--- begin ---

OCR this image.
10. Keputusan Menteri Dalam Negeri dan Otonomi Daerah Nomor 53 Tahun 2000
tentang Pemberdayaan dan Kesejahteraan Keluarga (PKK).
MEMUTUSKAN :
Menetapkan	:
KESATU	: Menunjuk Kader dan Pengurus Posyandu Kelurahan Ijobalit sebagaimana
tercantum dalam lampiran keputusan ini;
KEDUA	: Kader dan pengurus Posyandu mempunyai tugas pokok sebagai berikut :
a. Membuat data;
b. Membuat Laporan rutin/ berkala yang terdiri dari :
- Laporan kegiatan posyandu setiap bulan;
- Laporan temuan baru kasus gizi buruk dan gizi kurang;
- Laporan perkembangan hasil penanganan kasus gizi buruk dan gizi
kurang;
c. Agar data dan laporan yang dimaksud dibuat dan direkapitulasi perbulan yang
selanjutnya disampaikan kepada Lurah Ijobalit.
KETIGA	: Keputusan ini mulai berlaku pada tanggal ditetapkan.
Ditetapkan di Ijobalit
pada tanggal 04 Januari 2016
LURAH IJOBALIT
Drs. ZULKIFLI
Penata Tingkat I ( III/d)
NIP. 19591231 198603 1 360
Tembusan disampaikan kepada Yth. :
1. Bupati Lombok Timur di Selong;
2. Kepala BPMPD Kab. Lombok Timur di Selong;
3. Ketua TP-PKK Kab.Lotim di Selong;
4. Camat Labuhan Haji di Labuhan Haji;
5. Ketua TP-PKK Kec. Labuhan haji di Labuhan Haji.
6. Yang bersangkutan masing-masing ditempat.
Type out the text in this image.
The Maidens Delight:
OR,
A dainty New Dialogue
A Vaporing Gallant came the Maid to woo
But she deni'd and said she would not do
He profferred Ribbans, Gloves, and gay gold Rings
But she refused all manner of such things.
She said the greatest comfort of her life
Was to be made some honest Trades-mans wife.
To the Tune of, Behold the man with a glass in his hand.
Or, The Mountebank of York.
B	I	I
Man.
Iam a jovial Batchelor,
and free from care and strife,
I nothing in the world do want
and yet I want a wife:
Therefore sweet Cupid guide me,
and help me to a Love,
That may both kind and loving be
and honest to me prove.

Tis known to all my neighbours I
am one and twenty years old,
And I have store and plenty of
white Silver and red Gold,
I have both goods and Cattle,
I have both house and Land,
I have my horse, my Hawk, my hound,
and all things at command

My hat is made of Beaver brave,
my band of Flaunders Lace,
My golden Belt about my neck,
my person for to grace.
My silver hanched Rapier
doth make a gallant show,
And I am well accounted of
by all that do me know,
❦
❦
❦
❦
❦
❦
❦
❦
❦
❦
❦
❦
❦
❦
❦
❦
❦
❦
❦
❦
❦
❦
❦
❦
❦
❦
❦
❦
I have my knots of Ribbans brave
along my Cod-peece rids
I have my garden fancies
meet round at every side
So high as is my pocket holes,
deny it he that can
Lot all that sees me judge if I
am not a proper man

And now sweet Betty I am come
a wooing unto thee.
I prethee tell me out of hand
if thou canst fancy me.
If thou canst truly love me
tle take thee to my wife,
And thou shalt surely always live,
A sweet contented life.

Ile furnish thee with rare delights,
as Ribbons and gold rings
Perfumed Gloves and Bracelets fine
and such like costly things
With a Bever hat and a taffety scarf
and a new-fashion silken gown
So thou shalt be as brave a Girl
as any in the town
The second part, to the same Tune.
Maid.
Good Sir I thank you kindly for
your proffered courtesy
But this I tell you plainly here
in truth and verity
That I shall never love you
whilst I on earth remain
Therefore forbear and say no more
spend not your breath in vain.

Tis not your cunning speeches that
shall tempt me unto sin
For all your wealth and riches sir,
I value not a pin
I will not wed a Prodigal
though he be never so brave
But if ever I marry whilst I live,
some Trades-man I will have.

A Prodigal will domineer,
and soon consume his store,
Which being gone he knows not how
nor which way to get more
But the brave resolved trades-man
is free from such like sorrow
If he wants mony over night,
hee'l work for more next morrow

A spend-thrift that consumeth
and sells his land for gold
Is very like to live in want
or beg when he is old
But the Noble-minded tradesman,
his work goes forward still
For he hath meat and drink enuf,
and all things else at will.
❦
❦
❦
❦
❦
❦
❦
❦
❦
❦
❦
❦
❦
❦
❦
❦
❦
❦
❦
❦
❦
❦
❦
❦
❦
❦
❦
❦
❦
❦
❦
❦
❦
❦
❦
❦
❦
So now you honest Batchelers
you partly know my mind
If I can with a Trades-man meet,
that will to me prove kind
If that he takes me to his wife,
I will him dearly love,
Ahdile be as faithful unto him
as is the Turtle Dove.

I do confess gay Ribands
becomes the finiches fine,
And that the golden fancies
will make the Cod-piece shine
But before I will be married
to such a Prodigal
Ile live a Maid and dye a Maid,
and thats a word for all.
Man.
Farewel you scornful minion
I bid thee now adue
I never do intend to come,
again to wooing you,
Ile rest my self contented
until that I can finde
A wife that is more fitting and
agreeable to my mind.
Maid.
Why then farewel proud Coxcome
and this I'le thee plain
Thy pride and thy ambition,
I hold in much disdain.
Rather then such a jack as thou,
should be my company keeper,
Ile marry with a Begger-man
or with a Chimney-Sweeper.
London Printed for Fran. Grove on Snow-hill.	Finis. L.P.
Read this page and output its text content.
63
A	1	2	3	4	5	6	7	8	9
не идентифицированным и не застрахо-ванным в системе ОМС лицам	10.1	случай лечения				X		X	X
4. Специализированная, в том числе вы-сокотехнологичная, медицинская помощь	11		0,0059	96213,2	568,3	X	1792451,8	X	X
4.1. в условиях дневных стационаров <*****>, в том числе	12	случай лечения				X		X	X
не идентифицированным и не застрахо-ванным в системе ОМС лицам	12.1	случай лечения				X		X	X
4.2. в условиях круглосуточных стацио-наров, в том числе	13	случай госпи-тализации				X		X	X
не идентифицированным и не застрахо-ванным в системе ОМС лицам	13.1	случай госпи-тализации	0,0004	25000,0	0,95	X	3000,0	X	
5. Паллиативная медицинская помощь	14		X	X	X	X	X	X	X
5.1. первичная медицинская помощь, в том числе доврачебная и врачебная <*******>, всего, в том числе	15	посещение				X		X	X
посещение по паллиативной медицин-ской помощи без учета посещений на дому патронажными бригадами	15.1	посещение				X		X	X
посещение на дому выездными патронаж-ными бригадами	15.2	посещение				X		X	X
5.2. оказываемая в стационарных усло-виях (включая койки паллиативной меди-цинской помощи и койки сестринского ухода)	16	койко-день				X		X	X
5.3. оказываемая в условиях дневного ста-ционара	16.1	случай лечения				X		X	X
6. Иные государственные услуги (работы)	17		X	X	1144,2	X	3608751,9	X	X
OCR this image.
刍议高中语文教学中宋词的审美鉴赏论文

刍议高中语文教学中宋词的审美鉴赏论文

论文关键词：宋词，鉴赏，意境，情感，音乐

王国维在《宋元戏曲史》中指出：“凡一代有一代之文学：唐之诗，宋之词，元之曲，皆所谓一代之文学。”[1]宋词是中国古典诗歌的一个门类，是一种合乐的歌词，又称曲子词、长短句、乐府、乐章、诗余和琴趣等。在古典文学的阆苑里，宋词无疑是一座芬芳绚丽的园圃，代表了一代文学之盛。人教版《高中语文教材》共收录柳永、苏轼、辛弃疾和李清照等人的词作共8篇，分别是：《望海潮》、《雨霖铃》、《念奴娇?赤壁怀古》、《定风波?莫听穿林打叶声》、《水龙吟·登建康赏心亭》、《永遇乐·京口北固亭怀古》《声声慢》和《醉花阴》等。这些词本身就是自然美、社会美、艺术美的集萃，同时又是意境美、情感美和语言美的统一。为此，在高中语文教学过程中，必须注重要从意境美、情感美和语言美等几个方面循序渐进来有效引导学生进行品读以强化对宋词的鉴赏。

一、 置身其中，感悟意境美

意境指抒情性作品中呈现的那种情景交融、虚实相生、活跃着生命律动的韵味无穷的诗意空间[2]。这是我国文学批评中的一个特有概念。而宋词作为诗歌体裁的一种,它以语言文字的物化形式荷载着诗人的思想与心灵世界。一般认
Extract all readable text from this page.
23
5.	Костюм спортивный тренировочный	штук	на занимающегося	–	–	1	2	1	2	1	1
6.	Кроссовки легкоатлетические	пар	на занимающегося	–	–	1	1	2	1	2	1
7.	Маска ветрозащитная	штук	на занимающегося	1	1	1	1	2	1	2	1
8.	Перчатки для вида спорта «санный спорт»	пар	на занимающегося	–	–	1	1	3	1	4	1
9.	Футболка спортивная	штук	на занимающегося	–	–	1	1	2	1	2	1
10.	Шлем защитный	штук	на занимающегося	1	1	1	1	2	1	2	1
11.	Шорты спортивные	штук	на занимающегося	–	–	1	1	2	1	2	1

--- end ---

Copy every line of the records above that holds the word "тализации".

**Correct response**
4.2. в условиях круглосуточных стацио-наров, в том числе	13	случай госпи-тализации				X		X	X
не идентифицированным и не застрахо-ванным в системе ОМС лицам	13.1	случай госпи-тализации	0,0004	25000,0	0,95	X	3000,0	X	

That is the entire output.